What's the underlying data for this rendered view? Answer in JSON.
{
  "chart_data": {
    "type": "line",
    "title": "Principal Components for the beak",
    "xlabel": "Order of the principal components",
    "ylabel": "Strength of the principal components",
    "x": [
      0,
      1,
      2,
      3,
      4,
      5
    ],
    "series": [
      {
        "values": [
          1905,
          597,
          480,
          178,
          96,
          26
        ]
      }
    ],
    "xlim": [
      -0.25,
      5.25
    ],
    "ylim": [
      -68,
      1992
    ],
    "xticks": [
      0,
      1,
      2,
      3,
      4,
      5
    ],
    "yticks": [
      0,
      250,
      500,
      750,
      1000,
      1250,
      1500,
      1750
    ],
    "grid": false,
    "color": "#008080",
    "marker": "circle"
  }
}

* * *

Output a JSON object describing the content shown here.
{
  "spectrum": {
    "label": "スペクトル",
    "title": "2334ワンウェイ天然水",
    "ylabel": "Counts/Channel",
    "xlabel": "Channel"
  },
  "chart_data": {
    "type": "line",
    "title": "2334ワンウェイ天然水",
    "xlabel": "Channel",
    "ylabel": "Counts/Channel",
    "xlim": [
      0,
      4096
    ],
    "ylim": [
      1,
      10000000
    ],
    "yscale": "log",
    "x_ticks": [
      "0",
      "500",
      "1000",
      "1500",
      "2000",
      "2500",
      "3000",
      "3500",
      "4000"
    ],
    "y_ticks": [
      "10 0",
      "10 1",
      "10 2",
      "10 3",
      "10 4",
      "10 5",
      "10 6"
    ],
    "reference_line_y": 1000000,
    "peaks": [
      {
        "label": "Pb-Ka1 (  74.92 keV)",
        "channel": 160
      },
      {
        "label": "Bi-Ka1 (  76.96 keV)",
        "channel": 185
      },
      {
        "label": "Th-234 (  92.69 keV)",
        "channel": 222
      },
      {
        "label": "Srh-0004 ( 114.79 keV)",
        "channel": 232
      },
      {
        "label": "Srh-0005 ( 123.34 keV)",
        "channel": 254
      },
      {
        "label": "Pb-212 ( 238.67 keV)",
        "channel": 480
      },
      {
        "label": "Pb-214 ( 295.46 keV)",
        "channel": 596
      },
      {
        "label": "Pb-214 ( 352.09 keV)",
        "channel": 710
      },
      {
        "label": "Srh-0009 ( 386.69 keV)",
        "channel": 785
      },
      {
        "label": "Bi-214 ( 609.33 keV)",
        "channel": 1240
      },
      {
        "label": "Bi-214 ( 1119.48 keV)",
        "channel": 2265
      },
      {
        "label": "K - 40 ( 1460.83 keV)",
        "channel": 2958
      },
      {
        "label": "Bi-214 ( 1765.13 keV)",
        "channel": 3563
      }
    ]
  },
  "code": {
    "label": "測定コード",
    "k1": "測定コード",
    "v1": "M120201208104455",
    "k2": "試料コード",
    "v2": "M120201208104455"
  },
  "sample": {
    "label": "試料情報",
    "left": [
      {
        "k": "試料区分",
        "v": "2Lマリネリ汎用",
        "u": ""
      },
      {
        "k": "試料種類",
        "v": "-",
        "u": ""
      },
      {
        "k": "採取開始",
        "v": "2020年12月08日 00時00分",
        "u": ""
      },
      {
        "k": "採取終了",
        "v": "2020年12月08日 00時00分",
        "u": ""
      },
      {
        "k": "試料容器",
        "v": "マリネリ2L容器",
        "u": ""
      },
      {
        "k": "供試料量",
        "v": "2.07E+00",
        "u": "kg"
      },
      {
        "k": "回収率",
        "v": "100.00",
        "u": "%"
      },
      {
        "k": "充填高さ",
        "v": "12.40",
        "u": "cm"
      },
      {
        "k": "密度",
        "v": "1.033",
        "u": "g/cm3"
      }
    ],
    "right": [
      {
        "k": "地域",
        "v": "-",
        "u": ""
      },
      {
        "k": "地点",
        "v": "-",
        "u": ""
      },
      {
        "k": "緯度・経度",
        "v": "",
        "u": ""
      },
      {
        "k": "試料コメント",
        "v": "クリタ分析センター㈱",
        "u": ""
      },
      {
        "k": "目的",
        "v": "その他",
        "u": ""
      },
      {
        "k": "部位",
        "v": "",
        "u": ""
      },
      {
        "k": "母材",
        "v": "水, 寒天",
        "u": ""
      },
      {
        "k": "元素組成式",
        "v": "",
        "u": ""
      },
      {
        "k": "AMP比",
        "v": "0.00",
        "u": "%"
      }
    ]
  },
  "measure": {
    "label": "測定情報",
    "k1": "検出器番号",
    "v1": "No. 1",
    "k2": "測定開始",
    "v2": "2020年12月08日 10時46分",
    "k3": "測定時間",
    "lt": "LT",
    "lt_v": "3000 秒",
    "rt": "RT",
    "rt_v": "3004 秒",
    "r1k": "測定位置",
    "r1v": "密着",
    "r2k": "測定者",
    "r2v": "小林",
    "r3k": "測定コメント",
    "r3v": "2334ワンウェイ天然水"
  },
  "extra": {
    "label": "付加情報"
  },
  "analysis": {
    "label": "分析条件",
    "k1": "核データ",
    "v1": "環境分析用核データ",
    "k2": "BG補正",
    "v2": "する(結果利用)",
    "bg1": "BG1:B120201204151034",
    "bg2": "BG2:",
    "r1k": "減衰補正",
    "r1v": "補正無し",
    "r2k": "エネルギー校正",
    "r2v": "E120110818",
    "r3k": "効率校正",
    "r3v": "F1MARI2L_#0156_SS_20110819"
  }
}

→ PROBLEM DETAILS: What is the number of lines above that contain "xlabel"? Answer with that number only.

→ FULL SOLUTION: 3